(Data items)
━━━━━━
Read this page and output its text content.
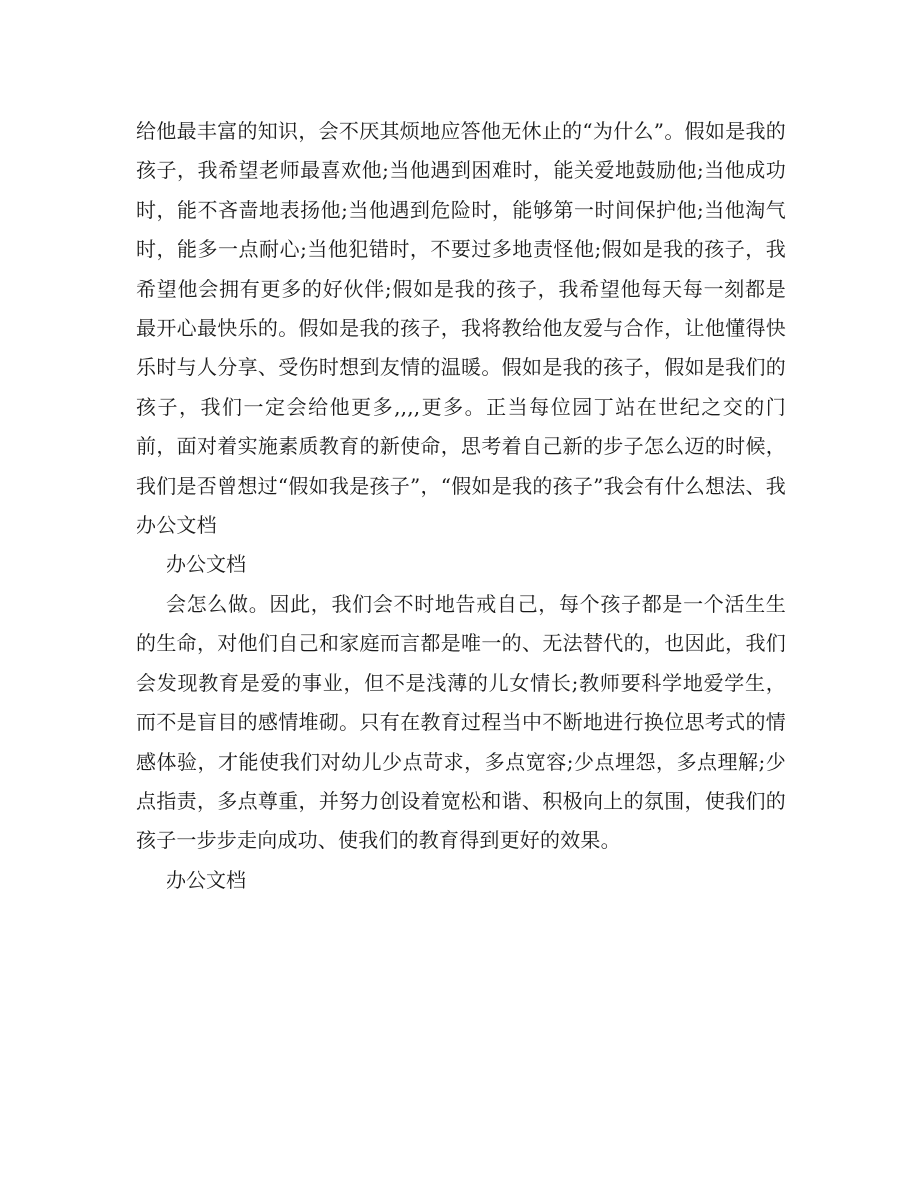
给他最丰富的知识，会不厌其烦地应答他无休止的“为什么”。假如是我的孩子，我希望老师最喜欢他;当他遇到困难时，能关爱地鼓励他;当他成功时，能不吝啬地表扬他;当他遇到危险时，能够第一时间保护他;当他淘气时，能多一点耐心;当他犯错时，不要过多地责怪他;假如是我的孩子，我希望他会拥有更多的好伙伴;假如是我的孩子，我希望他每天每一刻都是最开心最快乐的。假如是我的孩子，我将教给他友爱与合作，让他懂得快乐时与人分享、受伤时想到友情的温暖。假如是我的孩子，假如是我们的孩子，我们一定会给他更多,,,,更多。正当每位园丁站在世纪之交的门前，面对着实施素质教育的新使命，思考着自己新的步子怎么迈的时候，我们是否曾想过“假如我是孩子”，“假如是我的孩子”我会有什么想法、我办公文档

办公文档

会怎么做。因此，我们会不时地告戒自己，每个孩子都是一个活生生的生命，对他们自己和家庭而言都是唯一的、无法替代的，也因此，我们会发现教育是爱的事业，但不是浅薄的儿女情长;教师要科学地爱学生，而不是盲目的感情堆砌。只有在教育过程当中不断地进行换位思考式的情感体验，才能使我们对幼儿少点苛求，多点宽容;少点埋怨，多点理解;少点指责，多点尊重，并努力创设着宽松和谐、积极向上的氛围，使我们的孩子一步步走向成功、使我们的教育得到更好的效果。

办公文档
━━━━━━
▸ **YOUR GOAL**
Repeat each entry exactly. Pictures do not belong in the copy.

▸ **ANSWER TO THIS EXERCISE**
Read this page and output its text content.
给他最丰富的知识，会不厌其烦地应答他无休止的“为什么”。假如是我的孩子，我希望老师最喜欢他;当他遇到困难时，能关爱地鼓励他;当他成功时，能不吝啬地表扬他;当他遇到危险时，能够第一时间保护他;当他淘气时，能多一点耐心;当他犯错时，不要过多地责怪他;假如是我的孩子，我希望他会拥有更多的好伙伴;假如是我的孩子，我希望他每天每一刻都是最开心最快乐的。假如是我的孩子，我将教给他友爱与合作，让他懂得快乐时与人分享、受伤时想到友情的温暖。假如是我的孩子，假如是我们的孩子，我们一定会给他更多,,,,更多。正当每位园丁站在世纪之交的门前，面对着实施素质教育的新使命，思考着自己新的步子怎么迈的时候，我们是否曾想过“假如我是孩子”，“假如是我的孩子”我会有什么想法、我办公文档

办公文档

会怎么做。因此，我们会不时地告戒自己，每个孩子都是一个活生生的生命，对他们自己和家庭而言都是唯一的、无法替代的，也因此，我们会发现教育是爱的事业，但不是浅薄的儿女情长;教师要科学地爱学生，而不是盲目的感情堆砌。只有在教育过程当中不断地进行换位思考式的情感体验，才能使我们对幼儿少点苛求，多点宽容;少点埋怨，多点理解;少点指责，多点尊重，并努力创设着宽松和谐、积极向上的氛围，使我们的孩子一步步走向成功、使我们的教育得到更好的效果。

办公文档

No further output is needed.